= Bounding box annotations =

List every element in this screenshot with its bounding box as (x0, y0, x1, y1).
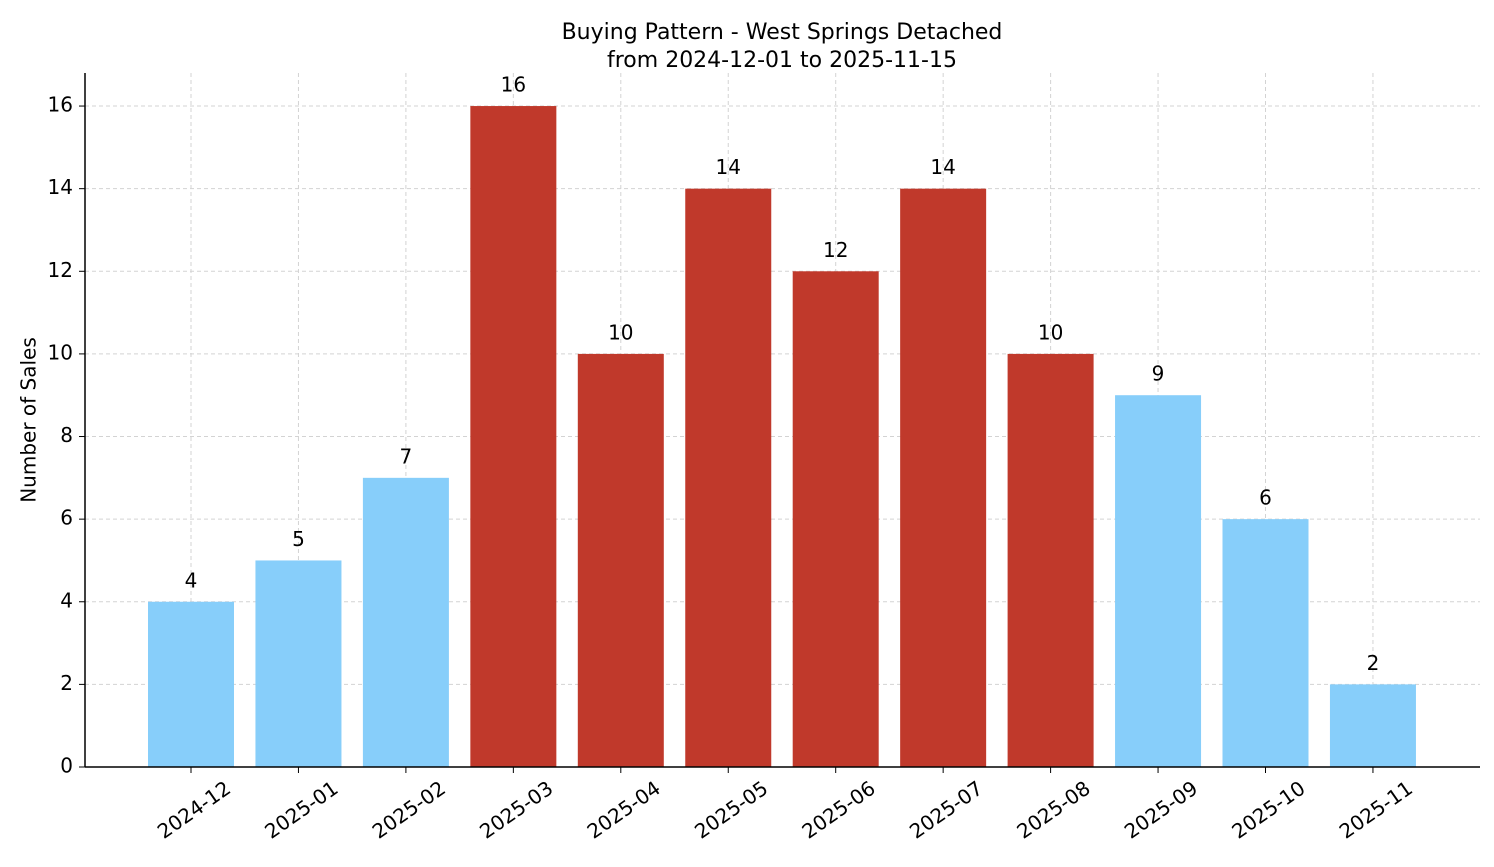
bar (1329, 684, 1416, 767)
x-tick-label: 2025-06 (797, 776, 879, 844)
y-tick-label: 12 (48, 258, 73, 282)
x-tick-label: 2025-11 (1335, 776, 1417, 844)
bars (148, 106, 1416, 768)
bar (148, 601, 234, 767)
data-label: 7 (400, 444, 413, 468)
data-label: 2 (1367, 651, 1380, 675)
y-axis-label: Number of Sales (17, 337, 41, 503)
x-tick-label: 2025-05 (690, 776, 772, 844)
bar (577, 353, 664, 767)
bar (1222, 519, 1309, 767)
chart-subtitle: from 2024-12-01 to 2025-11-15 (607, 48, 957, 73)
bar (900, 188, 987, 767)
x-tick-label: 2025-07 (905, 776, 987, 844)
bar (255, 560, 342, 767)
chart-title: Buying Pattern - West Springs Detached (562, 20, 1003, 45)
x-tick-label: 2025-10 (1227, 776, 1309, 844)
y-tick-label: 6 (60, 506, 73, 530)
y-tick-label: 8 (60, 423, 73, 447)
bar (1115, 395, 1202, 767)
data-label: 4 (185, 568, 198, 592)
x-tick-label: 2025-09 (1120, 776, 1202, 844)
data-label: 12 (823, 238, 848, 262)
x-tick-label: 2025-01 (260, 776, 342, 844)
x-tick-label: 2025-08 (1012, 776, 1094, 844)
data-label: 6 (1259, 486, 1272, 510)
y-tick-label: 2 (60, 671, 73, 695)
bar (362, 477, 449, 767)
x-tick-label: 2025-02 (368, 776, 450, 844)
x-tick-label: 2024-12 (153, 776, 235, 844)
data-label: 14 (716, 155, 741, 179)
bar (792, 271, 879, 767)
y-tick-label: 16 (48, 93, 73, 117)
data-label: 5 (292, 527, 305, 551)
data-label: 9 (1152, 362, 1165, 386)
y-tick-label: 10 (48, 340, 73, 364)
y-tick-label: 14 (48, 175, 73, 199)
y-tick-label: 4 (60, 588, 73, 612)
data-label: 10 (1038, 320, 1063, 344)
y-tick-label: 0 (60, 754, 73, 778)
bar (1007, 353, 1094, 767)
data-label: 10 (608, 320, 633, 344)
bar (470, 106, 557, 768)
data-label: 16 (501, 73, 526, 97)
bar (685, 188, 772, 767)
data-label: 14 (930, 155, 955, 179)
x-tick-label: 2025-03 (475, 776, 557, 844)
x-tick-label: 2025-04 (583, 776, 665, 844)
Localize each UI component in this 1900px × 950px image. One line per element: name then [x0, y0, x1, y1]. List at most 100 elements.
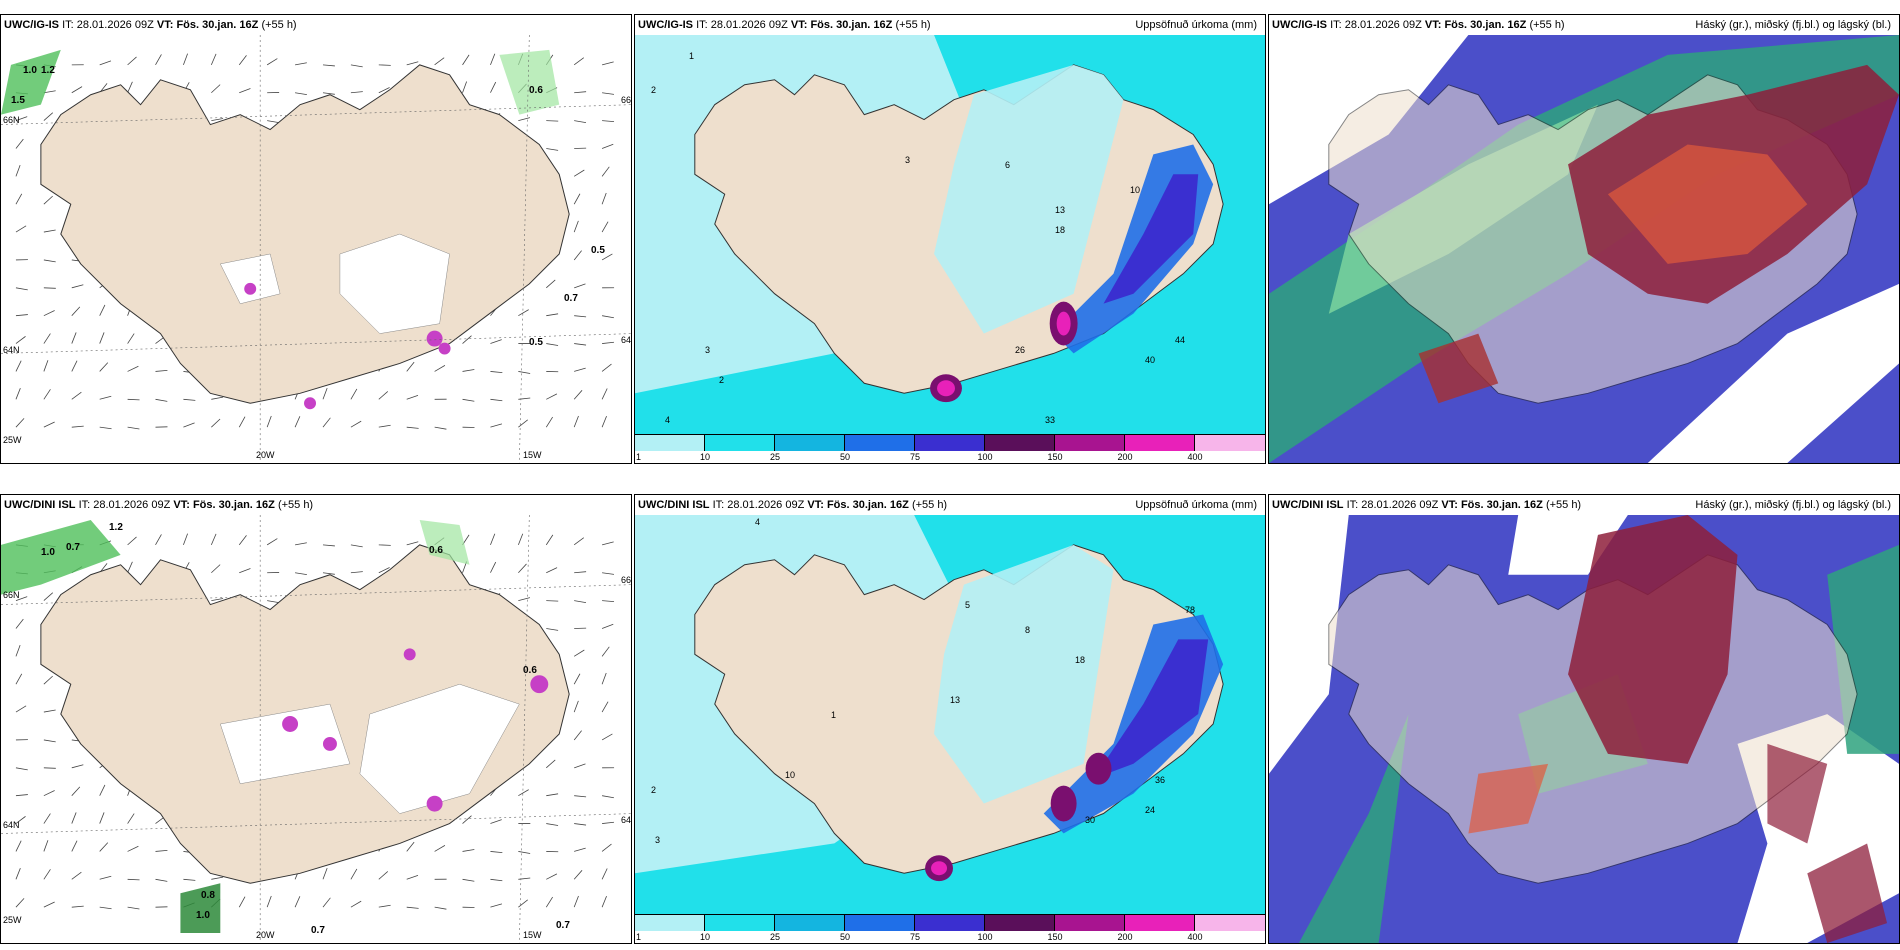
precip-value: 36 — [1155, 775, 1166, 785]
wind-barb — [266, 58, 278, 66]
wind-barb — [43, 333, 51, 344]
wind-barb — [601, 61, 614, 66]
precip-max — [1056, 311, 1071, 336]
grid-line — [1, 333, 631, 354]
wind-value: 0.7 — [556, 920, 570, 931]
precip-value: 3 — [655, 835, 661, 845]
precip-value: 18 — [1055, 225, 1066, 235]
precip-title: Uppsöfnuð úrkoma (mm) — [1135, 499, 1257, 511]
wind-barb — [490, 423, 503, 428]
wind-barb — [43, 869, 51, 880]
wind-barb — [43, 901, 55, 908]
wind-value: 0.5 — [591, 245, 605, 256]
lead-time: (+55 h) — [895, 19, 931, 31]
precip-value: 4 — [665, 415, 671, 425]
wind-barb — [574, 763, 586, 769]
precip-value: 4 — [755, 517, 761, 527]
panel-header: UWC/DINI ISL IT: 28.01.2026 09Z VT: Fös.… — [1, 495, 631, 515]
colorbar-tick: 75 — [909, 452, 921, 462]
wind-green — [180, 883, 221, 934]
wind-green — [1, 49, 61, 115]
wind-barb — [518, 117, 531, 121]
wind-barb — [378, 567, 390, 574]
wind-value: 0.7 — [564, 293, 578, 304]
cloud-title: Háský (gr.), miðský (fj.bl.) og lágský (… — [1695, 19, 1891, 31]
wind-barb — [518, 899, 528, 908]
precip-max — [937, 380, 955, 397]
lowcloud-spot — [1418, 333, 1499, 404]
wind-barb — [294, 62, 307, 66]
grid-line — [1, 104, 631, 125]
wind-barb — [434, 845, 446, 852]
wind-value: 1.2 — [41, 65, 55, 76]
grid-label: 15W — [523, 450, 542, 460]
wind-barb — [127, 333, 135, 344]
wind-barb — [99, 906, 112, 910]
precip-navy-band — [1093, 639, 1209, 779]
highcloud-orange — [1607, 144, 1808, 264]
wind-barb — [546, 393, 558, 400]
wind-barb — [43, 389, 51, 400]
wind-barb — [434, 57, 445, 66]
wind-barb — [15, 596, 28, 601]
colorbar-seg — [845, 915, 915, 931]
precip-colorbar: 1 10 25 50 75 100 150 200 400 — [635, 434, 1265, 463]
wind-barb — [406, 906, 419, 909]
wind-barb — [238, 896, 246, 908]
wind-value: 0.8 — [201, 890, 215, 901]
wind-barb — [546, 120, 559, 122]
precip-value: 5 — [965, 600, 971, 610]
wind-barb — [490, 53, 496, 66]
wind-barb — [518, 789, 529, 797]
wind-barb — [99, 395, 112, 400]
wind-barb — [546, 793, 559, 797]
wind-barb — [406, 394, 419, 400]
wind-barb — [601, 733, 613, 741]
wind-barb — [601, 541, 614, 546]
wind-barb — [43, 592, 54, 601]
wind-barb — [43, 739, 56, 743]
wind-barb — [490, 339, 502, 344]
precip-value: 13 — [1055, 205, 1066, 215]
wind-barb — [15, 418, 25, 428]
wind-barb — [295, 572, 307, 576]
wind-value: 1.2 — [109, 522, 123, 533]
wind-barb — [15, 794, 28, 797]
wind-barb — [545, 896, 553, 908]
wind-barb — [378, 544, 391, 546]
precip-navy-band — [1103, 174, 1199, 304]
wind-barb — [462, 398, 475, 402]
wind-barb — [546, 628, 559, 631]
wind-barb — [574, 847, 586, 852]
wind-barb — [71, 764, 84, 769]
wind-barb — [462, 878, 475, 882]
precip-map: 1 2 2 3 3 4 6 10 13 18 26 33 40 44 — [635, 35, 1265, 435]
wind-barb — [295, 92, 307, 96]
wind-barb — [71, 332, 77, 344]
it-value: 28.01.2026 09Z — [93, 499, 171, 511]
wind-barb — [127, 536, 137, 546]
wind-barb — [350, 420, 362, 428]
precip-value: 40 — [1145, 355, 1156, 365]
wind-barb — [601, 701, 609, 713]
precip-spot — [304, 397, 316, 410]
wind-barb — [294, 416, 301, 428]
wind-barb — [155, 54, 162, 66]
wind-barb — [462, 815, 472, 824]
wind-barb — [574, 795, 587, 798]
colorbar-seg — [1125, 435, 1195, 451]
precip-spot — [403, 648, 416, 661]
wind-barb — [545, 534, 554, 546]
colorbar-seg — [845, 435, 915, 451]
wind-value: 0.6 — [529, 85, 543, 96]
precip-panel-bottom: UWC/DINI ISL IT: 28.01.2026 09Z VT: Fös.… — [634, 494, 1266, 944]
wind-barb — [322, 897, 331, 908]
wind-barb — [211, 564, 221, 574]
wind-barb — [490, 819, 502, 824]
precip-panel-top: UWC/IG-IS IT: 28.01.2026 09Z VT: Fös. 30… — [634, 14, 1266, 464]
it-label: IT: — [696, 19, 708, 31]
wind-barb — [183, 533, 188, 545]
wind-barb — [183, 422, 195, 428]
white-gap — [1647, 283, 1899, 463]
wind-barb — [574, 343, 587, 346]
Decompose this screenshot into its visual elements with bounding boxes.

= EXERCISE =
Rewrite the whole listing above, changing every "data-label" to "value-label" and keeping everything else the same. Leave the pictures out.

= RESULT OF THE TASK =
List every element in this screenshot with its bounding box as (x0, y0, x1, y1).
bar (1329, 684, 1416, 767)
x-tick-label: 2025-06 (797, 776, 879, 844)
y-tick-label: 12 (48, 258, 73, 282)
x-tick-label: 2025-11 (1335, 776, 1417, 844)
bars (148, 106, 1416, 768)
bar (148, 601, 234, 767)
value-label: 7 (400, 444, 413, 468)
value-label: 2 (1367, 651, 1380, 675)
y-axis-label: Number of Sales (17, 337, 41, 503)
x-tick-label: 2025-05 (690, 776, 772, 844)
bar (577, 353, 664, 767)
bar (1222, 519, 1309, 767)
chart-subtitle: from 2024-12-01 to 2025-11-15 (607, 48, 957, 73)
bar (900, 188, 987, 767)
x-tick-label: 2025-07 (905, 776, 987, 844)
bar (255, 560, 342, 767)
chart-title: Buying Pattern - West Springs Detached (562, 20, 1003, 45)
x-tick-label: 2025-10 (1227, 776, 1309, 844)
y-tick-label: 6 (60, 506, 73, 530)
y-tick-label: 8 (60, 423, 73, 447)
bar (1115, 395, 1202, 767)
value-label: 4 (185, 568, 198, 592)
x-tick-label: 2025-09 (1120, 776, 1202, 844)
value-label: 12 (823, 238, 848, 262)
x-tick-label: 2025-01 (260, 776, 342, 844)
x-tick-label: 2025-08 (1012, 776, 1094, 844)
value-label: 6 (1259, 486, 1272, 510)
y-tick-label: 2 (60, 671, 73, 695)
bar (362, 477, 449, 767)
x-tick-label: 2025-02 (368, 776, 450, 844)
x-tick-label: 2024-12 (153, 776, 235, 844)
value-label: 14 (716, 155, 741, 179)
bar (792, 271, 879, 767)
y-tick-label: 16 (48, 93, 73, 117)
value-label: 5 (292, 527, 305, 551)
value-label: 9 (1152, 362, 1165, 386)
y-tick-label: 10 (48, 340, 73, 364)
y-tick-label: 14 (48, 175, 73, 199)
y-tick-label: 4 (60, 588, 73, 612)
value-label: 10 (1038, 320, 1063, 344)
y-tick-label: 0 (60, 754, 73, 778)
bar (1007, 353, 1094, 767)
value-label: 10 (608, 320, 633, 344)
bar (470, 106, 557, 768)
value-label: 16 (501, 73, 526, 97)
bar (685, 188, 772, 767)
value-label: 14 (930, 155, 955, 179)
x-tick-label: 2025-03 (475, 776, 557, 844)
x-tick-label: 2025-04 (583, 776, 665, 844)
Localize each UI component in this 1900px × 950px image. One line per element: name then [x0, y0, x1, y1]. List at most 100 elements.
precip-value: 36 — [1155, 775, 1166, 785]
wind-barb — [266, 58, 278, 66]
wind-barb — [43, 333, 51, 344]
wind-barb — [601, 61, 614, 66]
precip-max — [1056, 311, 1071, 336]
grid-line — [1, 333, 631, 354]
wind-value: 0.7 — [556, 920, 570, 931]
precip-value: 3 — [655, 835, 661, 845]
precip-value: 18 — [1055, 225, 1066, 235]
precip-title: Uppsöfnuð úrkoma (mm) — [1135, 499, 1257, 511]
wind-barb — [490, 423, 503, 428]
wind-barb — [43, 869, 51, 880]
wind-barb — [43, 901, 55, 908]
wind-value: 0.5 — [591, 245, 605, 256]
lead-time: (+55 h) — [895, 19, 931, 31]
precip-value: 4 — [665, 415, 671, 425]
wind-barb — [574, 763, 586, 769]
precip-value: 4 — [755, 517, 761, 527]
panel-header: UWC/DINI ISL IT: 28.01.2026 09Z VT: Fös.… — [1, 495, 631, 515]
colorbar-tick: 75 — [909, 452, 921, 462]
wind-green — [180, 883, 221, 934]
wind-green — [1, 49, 61, 115]
wind-barb — [518, 117, 531, 121]
wind-barb — [378, 567, 390, 574]
wind-value: 0.7 — [564, 293, 578, 304]
cloud-title: Háský (gr.), miðský (fj.bl.) og lágský (… — [1695, 19, 1891, 31]
wind-barb — [518, 899, 528, 908]
precip-max — [937, 380, 955, 397]
lowcloud-spot — [1418, 333, 1499, 404]
wind-barb — [294, 62, 307, 66]
grid-line — [1, 104, 631, 125]
wind-barb — [434, 845, 446, 852]
wind-value: 1.2 — [41, 65, 55, 76]
grid-label: 15W — [523, 450, 542, 460]
wind-barb — [127, 333, 135, 344]
wind-barb — [99, 906, 112, 910]
precip-navy-band — [1093, 639, 1209, 779]
highcloud-orange — [1607, 144, 1808, 264]
wind-barb — [546, 393, 558, 400]
wind-barb — [43, 389, 51, 400]
wind-barb — [434, 57, 445, 66]
wind-barb — [15, 596, 28, 601]
colorbar-seg — [845, 915, 915, 931]
precip-colorbar: 1 10 25 50 75 100 150 200 400 — [635, 434, 1265, 463]
wind-barb — [406, 906, 419, 909]
wind-barb — [238, 896, 246, 908]
wind-value: 0.8 — [201, 890, 215, 901]
wind-barb — [546, 120, 559, 122]
precip-value: 5 — [965, 600, 971, 610]
wind-barb — [490, 53, 496, 66]
wind-barb — [518, 789, 529, 797]
wind-barb — [99, 395, 112, 400]
wind-barb — [546, 793, 559, 797]
wind-barb — [406, 394, 419, 400]
wind-barb — [601, 733, 613, 741]
wind-barb — [601, 541, 614, 546]
wind-barb — [43, 592, 54, 601]
wind-barb — [43, 739, 56, 743]
wind-barb — [490, 339, 502, 344]
precip-value: 13 — [1055, 205, 1066, 215]
wind-barb — [15, 418, 25, 428]
wind-barb — [295, 572, 307, 576]
wind-value: 1.2 — [109, 522, 123, 533]
wind-barb — [15, 794, 28, 797]
wind-barb — [545, 896, 553, 908]
wind-barb — [378, 544, 391, 546]
precip-navy-band — [1103, 174, 1199, 304]
wind-barb — [462, 398, 475, 402]
wind-barb — [546, 628, 559, 631]
wind-barb — [574, 847, 586, 852]
wind-barb — [71, 764, 84, 769]
wind-barb — [462, 878, 475, 882]
precip-map: 1 2 2 3 3 4 6 10 13 18 26 33 40 44 — [635, 35, 1265, 435]
wind-barb — [295, 92, 307, 96]
wind-barb — [71, 332, 77, 344]
it-value: 28.01.2026 09Z — [93, 499, 171, 511]
wind-barb — [127, 536, 137, 546]
wind-barb — [350, 420, 362, 428]
precip-value: 40 — [1145, 355, 1156, 365]
wind-barb — [601, 701, 609, 713]
precip-spot — [304, 397, 316, 410]
wind-barb — [294, 416, 301, 428]
wind-barb — [155, 54, 162, 66]
wind-barb — [462, 815, 472, 824]
wind-barb — [574, 795, 587, 798]
colorbar-seg — [1125, 435, 1195, 451]
precip-spot — [403, 648, 416, 661]
wind-barb — [545, 534, 554, 546]
colorbar-seg — [845, 435, 915, 451]
wind-value: 0.6 — [529, 85, 543, 96]
precip-panel-bottom: UWC/DINI ISL IT: 28.01.2026 09Z VT: Fös.… — [634, 494, 1266, 944]
wind-barb — [322, 897, 331, 908]
wind-barb — [211, 564, 221, 574]
wind-barb — [490, 819, 502, 824]
precip-panel-top: UWC/IG-IS IT: 28.01.2026 09Z VT: Fös. 30… — [634, 14, 1266, 464]
it-label: IT: — [696, 19, 708, 31]
wind-barb — [183, 533, 188, 545]
wind-barb — [183, 422, 195, 428]
white-gap — [1647, 283, 1899, 463]
wind-barb — [574, 343, 587, 346]
Decompose this screenshot into its visual elements with bounding boxes.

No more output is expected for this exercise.